Data listing
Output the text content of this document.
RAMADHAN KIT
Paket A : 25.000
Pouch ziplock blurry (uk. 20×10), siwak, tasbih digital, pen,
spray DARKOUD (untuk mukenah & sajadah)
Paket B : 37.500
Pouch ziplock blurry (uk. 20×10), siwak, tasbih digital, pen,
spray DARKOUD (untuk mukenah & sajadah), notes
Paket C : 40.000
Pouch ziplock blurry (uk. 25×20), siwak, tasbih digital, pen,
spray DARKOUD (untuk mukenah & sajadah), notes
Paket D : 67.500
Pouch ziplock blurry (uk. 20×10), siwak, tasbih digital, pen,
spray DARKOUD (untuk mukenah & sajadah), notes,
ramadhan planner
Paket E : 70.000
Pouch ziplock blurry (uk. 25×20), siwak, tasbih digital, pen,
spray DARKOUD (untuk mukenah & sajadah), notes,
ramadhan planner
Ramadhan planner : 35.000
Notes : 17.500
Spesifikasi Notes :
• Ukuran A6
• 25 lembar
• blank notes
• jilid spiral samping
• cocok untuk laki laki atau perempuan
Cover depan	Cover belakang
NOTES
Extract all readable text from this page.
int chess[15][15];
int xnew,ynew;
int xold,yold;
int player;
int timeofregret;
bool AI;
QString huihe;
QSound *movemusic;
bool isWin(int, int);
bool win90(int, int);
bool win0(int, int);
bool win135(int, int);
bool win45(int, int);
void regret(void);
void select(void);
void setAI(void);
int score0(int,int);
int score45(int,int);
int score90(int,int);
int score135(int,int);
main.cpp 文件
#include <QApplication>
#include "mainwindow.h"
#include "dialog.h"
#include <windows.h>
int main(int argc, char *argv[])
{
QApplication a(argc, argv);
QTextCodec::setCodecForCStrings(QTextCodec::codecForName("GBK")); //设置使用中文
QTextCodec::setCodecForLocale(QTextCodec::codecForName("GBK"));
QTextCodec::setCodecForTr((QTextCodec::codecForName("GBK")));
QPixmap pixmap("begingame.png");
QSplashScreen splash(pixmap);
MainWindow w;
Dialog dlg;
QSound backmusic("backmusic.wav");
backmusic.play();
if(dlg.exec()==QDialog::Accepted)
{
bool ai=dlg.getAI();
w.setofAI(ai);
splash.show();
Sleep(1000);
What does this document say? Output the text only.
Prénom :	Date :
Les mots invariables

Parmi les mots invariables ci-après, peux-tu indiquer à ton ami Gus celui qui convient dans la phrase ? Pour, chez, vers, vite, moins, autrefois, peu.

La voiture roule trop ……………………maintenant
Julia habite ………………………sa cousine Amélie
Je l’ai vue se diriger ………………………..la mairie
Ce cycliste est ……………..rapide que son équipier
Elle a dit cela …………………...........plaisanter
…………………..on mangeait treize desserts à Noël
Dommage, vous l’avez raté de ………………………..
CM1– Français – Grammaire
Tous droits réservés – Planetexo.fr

**Problem statement:**
The listing above must be transcribed exactly, line by line.

**Result of this task:**
Output the text content of this document.
RAMADHAN KIT
Paket A : 25.000
Pouch ziplock blurry (uk. 20×10), siwak, tasbih digital, pen,
spray DARKOUD (untuk mukenah & sajadah)
Paket B : 37.500
Pouch ziplock blurry (uk. 20×10), siwak, tasbih digital, pen,
spray DARKOUD (untuk mukenah & sajadah), notes
Paket C : 40.000
Pouch ziplock blurry (uk. 25×20), siwak, tasbih digital, pen,
spray DARKOUD (untuk mukenah & sajadah), notes
Paket D : 67.500
Pouch ziplock blurry (uk. 20×10), siwak, tasbih digital, pen,
spray DARKOUD (untuk mukenah & sajadah), notes,
ramadhan planner
Paket E : 70.000
Pouch ziplock blurry (uk. 25×20), siwak, tasbih digital, pen,
spray DARKOUD (untuk mukenah & sajadah), notes,
ramadhan planner
Ramadhan planner : 35.000
Notes : 17.500
Spesifikasi Notes :
• Ukuran A6
• 25 lembar
• blank notes
• jilid spiral samping
• cocok untuk laki laki atau perempuan
Cover depan	Cover belakang
NOTES
Extract all readable text from this page.
int chess[15][15];
int xnew,ynew;
int xold,yold;
int player;
int timeofregret;
bool AI;
QString huihe;
QSound *movemusic;
bool isWin(int, int);
bool win90(int, int);
bool win0(int, int);
bool win135(int, int);
bool win45(int, int);
void regret(void);
void select(void);
void setAI(void);
int score0(int,int);
int score45(int,int);
int score90(int,int);
int score135(int,int);
main.cpp 文件
#include <QApplication>
#include "mainwindow.h"
#include "dialog.h"
#include <windows.h>
int main(int argc, char *argv[])
{
QApplication a(argc, argv);
QTextCodec::setCodecForCStrings(QTextCodec::codecForName("GBK")); //设置使用中文
QTextCodec::setCodecForLocale(QTextCodec::codecForName("GBK"));
QTextCodec::setCodecForTr((QTextCodec::codecForName("GBK")));
QPixmap pixmap("begingame.png");
QSplashScreen splash(pixmap);
MainWindow w;
Dialog dlg;
QSound backmusic("backmusic.wav");
backmusic.play();
if(dlg.exec()==QDialog::Accepted)
{
bool ai=dlg.getAI();
w.setofAI(ai);
splash.show();
Sleep(1000);
What does this document say? Output the text only.
Prénom :	Date :
Les mots invariables

Parmi les mots invariables ci-après, peux-tu indiquer à ton ami Gus celui qui convient dans la phrase ? Pour, chez, vers, vite, moins, autrefois, peu.

La voiture roule trop ……………………maintenant
Julia habite ………………………sa cousine Amélie
Je l’ai vue se diriger ………………………..la mairie
Ce cycliste est ……………..rapide que son équipier
Elle a dit cela …………………...........plaisanter
…………………..on mangeait treize desserts à Noël
Dommage, vous l’avez raté de ………………………..
CM1– Français – Grammaire
Tous droits réservés – Planetexo.fr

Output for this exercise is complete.